_TASK GOAL_
Read the material below. Count the lines containing "java" and give that count alone.

— START OF SUPPLIED MATERIAL —

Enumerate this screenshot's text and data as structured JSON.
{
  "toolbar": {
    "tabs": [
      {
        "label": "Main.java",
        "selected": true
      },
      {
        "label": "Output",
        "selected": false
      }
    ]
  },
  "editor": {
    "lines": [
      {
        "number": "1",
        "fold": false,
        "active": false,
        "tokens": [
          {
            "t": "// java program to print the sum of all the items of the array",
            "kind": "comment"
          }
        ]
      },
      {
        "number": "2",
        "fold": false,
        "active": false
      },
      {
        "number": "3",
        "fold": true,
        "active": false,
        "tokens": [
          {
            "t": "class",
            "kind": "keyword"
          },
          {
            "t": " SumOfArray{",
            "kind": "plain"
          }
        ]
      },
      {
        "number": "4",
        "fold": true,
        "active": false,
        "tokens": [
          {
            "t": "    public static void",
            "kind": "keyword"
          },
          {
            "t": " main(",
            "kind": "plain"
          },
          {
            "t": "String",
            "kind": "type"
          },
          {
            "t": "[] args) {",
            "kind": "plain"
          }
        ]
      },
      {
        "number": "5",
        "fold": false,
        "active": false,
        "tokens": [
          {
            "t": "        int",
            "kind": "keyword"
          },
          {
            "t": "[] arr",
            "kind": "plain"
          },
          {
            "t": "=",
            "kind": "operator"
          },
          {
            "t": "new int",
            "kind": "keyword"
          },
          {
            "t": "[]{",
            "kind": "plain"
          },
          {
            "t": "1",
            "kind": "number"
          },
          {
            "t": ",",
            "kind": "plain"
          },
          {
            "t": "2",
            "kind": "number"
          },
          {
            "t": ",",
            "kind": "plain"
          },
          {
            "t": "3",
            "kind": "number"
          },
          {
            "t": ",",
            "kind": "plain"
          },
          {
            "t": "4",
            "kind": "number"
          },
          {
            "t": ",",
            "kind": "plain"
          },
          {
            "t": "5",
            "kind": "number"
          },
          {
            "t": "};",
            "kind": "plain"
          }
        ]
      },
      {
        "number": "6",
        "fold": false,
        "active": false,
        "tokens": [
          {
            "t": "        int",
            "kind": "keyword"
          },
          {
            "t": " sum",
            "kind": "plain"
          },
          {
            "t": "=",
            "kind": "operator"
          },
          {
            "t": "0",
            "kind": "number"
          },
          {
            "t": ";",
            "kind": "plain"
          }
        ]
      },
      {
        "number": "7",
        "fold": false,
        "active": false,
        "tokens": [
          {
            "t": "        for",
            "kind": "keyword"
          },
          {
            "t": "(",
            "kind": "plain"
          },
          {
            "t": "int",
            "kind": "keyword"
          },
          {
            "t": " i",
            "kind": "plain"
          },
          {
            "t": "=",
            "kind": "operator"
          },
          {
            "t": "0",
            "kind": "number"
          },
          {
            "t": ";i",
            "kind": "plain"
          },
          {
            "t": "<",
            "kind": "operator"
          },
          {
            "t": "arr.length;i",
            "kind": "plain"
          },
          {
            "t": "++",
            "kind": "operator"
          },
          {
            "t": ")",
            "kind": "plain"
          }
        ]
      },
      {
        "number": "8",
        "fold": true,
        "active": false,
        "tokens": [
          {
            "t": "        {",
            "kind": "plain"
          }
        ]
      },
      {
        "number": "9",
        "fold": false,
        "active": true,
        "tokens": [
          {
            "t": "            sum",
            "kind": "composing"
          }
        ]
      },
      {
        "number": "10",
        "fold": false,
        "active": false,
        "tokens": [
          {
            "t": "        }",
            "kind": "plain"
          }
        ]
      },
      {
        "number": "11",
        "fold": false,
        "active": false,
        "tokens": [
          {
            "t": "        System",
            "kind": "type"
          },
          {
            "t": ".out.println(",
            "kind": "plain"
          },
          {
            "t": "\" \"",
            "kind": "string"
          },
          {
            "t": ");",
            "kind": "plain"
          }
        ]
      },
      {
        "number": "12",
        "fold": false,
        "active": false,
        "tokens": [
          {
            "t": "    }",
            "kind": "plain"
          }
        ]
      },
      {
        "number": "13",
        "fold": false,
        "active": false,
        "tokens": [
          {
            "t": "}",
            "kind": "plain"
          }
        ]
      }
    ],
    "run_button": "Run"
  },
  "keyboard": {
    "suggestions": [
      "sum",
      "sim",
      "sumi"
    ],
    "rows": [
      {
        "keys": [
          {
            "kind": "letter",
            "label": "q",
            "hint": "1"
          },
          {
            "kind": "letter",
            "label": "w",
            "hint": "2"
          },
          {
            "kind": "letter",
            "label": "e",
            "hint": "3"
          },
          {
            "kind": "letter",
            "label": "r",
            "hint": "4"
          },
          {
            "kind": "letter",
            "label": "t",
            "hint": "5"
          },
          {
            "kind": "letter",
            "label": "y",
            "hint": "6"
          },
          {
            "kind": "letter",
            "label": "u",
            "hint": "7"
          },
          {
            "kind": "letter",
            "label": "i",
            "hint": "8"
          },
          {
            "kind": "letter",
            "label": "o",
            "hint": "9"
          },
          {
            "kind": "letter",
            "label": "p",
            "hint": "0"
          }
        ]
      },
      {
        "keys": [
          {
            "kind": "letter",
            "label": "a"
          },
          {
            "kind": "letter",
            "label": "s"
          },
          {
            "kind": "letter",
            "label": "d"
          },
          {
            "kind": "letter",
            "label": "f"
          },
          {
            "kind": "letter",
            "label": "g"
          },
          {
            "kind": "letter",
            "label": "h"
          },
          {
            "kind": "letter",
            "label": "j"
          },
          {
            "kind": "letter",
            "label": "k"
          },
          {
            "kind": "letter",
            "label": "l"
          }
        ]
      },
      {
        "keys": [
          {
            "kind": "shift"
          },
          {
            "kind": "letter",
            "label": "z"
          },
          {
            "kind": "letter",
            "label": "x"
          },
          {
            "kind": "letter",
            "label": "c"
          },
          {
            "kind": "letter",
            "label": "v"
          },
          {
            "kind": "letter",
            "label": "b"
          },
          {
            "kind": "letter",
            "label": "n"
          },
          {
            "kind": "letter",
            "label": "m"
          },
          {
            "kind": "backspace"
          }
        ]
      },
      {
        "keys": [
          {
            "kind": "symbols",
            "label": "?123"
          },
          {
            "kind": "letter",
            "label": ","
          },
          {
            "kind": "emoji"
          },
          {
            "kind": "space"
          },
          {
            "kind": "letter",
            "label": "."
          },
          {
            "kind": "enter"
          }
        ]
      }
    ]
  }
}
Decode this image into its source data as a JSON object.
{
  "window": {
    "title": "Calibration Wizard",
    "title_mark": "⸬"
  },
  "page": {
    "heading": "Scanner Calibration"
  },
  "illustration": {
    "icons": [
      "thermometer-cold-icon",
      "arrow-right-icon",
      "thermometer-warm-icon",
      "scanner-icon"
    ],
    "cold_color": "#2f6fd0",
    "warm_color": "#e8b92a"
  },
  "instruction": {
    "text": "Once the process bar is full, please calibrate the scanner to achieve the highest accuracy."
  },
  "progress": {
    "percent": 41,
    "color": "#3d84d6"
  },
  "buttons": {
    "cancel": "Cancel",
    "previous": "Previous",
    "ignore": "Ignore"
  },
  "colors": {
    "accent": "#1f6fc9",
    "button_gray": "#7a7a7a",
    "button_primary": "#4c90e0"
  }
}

— END OF SUPPLIED MATERIAL —

_WRITTEN SOLUTION_
2